# start of Listed records

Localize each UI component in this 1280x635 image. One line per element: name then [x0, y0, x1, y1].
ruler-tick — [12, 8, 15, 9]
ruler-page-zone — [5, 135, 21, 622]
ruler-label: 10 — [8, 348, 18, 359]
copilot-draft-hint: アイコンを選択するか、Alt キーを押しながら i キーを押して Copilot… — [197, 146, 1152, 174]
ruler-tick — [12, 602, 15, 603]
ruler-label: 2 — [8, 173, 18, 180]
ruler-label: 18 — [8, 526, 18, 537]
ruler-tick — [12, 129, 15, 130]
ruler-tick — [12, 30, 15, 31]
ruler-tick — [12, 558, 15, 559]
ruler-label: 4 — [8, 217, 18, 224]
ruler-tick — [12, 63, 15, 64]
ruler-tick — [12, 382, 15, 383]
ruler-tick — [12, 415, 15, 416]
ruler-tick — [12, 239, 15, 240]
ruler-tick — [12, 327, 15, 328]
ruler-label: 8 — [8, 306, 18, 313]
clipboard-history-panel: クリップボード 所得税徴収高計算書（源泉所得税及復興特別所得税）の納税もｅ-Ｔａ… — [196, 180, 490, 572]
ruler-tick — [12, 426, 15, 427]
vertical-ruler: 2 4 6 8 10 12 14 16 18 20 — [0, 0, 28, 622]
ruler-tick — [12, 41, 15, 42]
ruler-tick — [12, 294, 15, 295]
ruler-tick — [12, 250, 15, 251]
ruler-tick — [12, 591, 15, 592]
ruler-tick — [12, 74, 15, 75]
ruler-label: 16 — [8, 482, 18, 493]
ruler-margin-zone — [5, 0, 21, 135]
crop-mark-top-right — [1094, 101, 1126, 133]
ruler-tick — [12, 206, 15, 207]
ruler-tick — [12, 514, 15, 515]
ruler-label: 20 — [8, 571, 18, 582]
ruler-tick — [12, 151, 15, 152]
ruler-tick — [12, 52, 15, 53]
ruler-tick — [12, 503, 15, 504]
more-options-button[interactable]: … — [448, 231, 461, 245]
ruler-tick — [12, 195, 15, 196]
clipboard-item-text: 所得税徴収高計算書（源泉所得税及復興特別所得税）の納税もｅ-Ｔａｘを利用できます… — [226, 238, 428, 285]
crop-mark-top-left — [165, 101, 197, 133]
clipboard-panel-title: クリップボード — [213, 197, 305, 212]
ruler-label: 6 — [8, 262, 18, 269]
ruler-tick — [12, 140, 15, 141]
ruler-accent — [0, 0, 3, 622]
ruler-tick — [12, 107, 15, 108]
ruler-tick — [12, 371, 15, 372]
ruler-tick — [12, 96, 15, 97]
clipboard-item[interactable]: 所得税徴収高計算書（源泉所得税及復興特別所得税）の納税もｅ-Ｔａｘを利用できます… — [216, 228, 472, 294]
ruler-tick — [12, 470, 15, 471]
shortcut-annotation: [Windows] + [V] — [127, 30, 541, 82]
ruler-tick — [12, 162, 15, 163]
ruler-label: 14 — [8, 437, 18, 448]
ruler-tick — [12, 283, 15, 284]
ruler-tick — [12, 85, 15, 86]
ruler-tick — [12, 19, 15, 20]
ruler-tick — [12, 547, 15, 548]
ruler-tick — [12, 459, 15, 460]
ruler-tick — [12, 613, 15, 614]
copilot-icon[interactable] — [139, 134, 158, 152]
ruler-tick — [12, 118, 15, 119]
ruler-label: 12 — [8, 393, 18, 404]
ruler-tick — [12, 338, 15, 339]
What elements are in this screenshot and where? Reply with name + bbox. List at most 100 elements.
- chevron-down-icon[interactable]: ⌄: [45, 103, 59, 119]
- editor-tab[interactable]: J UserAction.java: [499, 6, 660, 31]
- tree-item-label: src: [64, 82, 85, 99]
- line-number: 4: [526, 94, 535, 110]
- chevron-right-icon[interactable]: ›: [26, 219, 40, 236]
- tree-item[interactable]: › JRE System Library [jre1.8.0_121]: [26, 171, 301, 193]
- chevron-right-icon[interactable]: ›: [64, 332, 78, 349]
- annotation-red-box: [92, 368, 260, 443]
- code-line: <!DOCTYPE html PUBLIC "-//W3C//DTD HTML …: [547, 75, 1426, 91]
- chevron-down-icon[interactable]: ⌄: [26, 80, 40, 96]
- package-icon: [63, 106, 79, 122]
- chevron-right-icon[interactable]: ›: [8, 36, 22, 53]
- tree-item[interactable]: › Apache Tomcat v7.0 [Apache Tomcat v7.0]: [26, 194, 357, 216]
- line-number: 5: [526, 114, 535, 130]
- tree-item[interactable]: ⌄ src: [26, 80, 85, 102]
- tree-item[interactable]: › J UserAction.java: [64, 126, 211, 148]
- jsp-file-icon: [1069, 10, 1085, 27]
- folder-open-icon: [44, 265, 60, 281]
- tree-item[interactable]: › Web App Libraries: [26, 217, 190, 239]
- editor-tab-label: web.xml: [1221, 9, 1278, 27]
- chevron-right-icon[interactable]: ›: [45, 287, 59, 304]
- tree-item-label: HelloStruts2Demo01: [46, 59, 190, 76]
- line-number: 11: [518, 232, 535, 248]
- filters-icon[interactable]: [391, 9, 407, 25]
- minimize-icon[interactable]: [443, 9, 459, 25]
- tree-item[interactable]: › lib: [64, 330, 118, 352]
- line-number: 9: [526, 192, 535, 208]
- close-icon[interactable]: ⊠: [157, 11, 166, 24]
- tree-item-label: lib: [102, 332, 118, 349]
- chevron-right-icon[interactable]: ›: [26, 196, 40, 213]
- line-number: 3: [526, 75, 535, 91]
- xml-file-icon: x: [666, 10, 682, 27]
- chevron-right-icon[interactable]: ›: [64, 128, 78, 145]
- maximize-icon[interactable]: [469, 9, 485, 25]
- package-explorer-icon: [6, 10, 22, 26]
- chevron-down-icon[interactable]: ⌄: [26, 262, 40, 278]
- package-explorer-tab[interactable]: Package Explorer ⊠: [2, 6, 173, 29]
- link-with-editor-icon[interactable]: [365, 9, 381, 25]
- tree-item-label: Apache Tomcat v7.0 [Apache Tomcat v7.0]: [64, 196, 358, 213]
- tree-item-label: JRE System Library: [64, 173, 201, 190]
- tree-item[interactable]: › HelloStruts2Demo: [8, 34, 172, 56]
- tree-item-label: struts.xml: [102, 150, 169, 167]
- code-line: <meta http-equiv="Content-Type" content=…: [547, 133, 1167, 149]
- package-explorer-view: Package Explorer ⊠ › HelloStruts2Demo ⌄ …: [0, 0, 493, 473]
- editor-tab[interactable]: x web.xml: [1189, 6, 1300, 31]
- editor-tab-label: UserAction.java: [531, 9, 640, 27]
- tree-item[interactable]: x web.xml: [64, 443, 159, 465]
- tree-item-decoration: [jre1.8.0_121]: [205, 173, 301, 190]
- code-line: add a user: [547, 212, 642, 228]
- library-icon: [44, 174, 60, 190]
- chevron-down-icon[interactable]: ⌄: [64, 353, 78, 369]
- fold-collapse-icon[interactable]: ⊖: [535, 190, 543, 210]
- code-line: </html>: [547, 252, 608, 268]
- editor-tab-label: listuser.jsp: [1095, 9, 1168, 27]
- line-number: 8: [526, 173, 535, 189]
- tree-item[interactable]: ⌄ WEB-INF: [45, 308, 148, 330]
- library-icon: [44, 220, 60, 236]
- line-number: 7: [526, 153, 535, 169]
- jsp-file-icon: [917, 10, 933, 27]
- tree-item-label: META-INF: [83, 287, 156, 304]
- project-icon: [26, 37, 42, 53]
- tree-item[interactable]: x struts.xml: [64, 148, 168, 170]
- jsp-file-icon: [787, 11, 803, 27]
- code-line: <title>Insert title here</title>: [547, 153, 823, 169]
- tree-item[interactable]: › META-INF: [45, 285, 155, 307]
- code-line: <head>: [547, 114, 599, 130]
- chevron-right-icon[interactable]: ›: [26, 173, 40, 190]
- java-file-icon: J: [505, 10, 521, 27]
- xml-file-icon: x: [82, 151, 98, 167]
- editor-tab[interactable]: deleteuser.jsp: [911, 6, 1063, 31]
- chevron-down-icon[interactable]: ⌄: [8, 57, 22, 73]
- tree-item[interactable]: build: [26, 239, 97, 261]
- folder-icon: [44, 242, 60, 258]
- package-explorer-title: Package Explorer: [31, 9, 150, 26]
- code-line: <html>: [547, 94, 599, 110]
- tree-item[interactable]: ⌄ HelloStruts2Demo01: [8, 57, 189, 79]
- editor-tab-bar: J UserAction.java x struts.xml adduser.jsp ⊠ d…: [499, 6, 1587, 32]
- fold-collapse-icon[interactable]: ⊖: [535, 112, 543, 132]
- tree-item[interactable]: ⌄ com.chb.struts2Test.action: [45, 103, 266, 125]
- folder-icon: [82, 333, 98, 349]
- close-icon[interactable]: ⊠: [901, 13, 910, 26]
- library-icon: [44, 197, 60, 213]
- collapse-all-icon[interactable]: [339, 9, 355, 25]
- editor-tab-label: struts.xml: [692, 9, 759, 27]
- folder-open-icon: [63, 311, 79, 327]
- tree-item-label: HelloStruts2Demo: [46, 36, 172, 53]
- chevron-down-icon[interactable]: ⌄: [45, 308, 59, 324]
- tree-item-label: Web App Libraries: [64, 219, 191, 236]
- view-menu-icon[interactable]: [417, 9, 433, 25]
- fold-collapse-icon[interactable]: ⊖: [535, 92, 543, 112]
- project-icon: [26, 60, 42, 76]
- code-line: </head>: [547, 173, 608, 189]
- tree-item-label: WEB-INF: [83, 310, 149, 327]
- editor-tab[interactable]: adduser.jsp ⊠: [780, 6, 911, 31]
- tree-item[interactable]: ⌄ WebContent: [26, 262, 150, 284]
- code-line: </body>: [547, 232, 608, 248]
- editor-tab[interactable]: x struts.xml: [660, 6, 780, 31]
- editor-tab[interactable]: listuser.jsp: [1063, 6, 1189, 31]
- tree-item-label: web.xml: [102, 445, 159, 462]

# end of Listed records

Update the data from its first line up to and including the line with "ruler-tick — [12, 602, 15, 603]" by replacing "ruler-page-zone" with "ruler-content-zone", and reproduce only those lines with nothing else altered.

Localize each UI component in this 1280x635 image. One line per element: name then [x0, y0, x1, y1].
ruler-tick — [12, 8, 15, 9]
ruler-content-zone — [5, 135, 21, 622]
ruler-label: 10 — [8, 348, 18, 359]
copilot-draft-hint: アイコンを選択するか、Alt キーを押しながら i キーを押して Copilot… — [197, 146, 1152, 174]
ruler-tick — [12, 602, 15, 603]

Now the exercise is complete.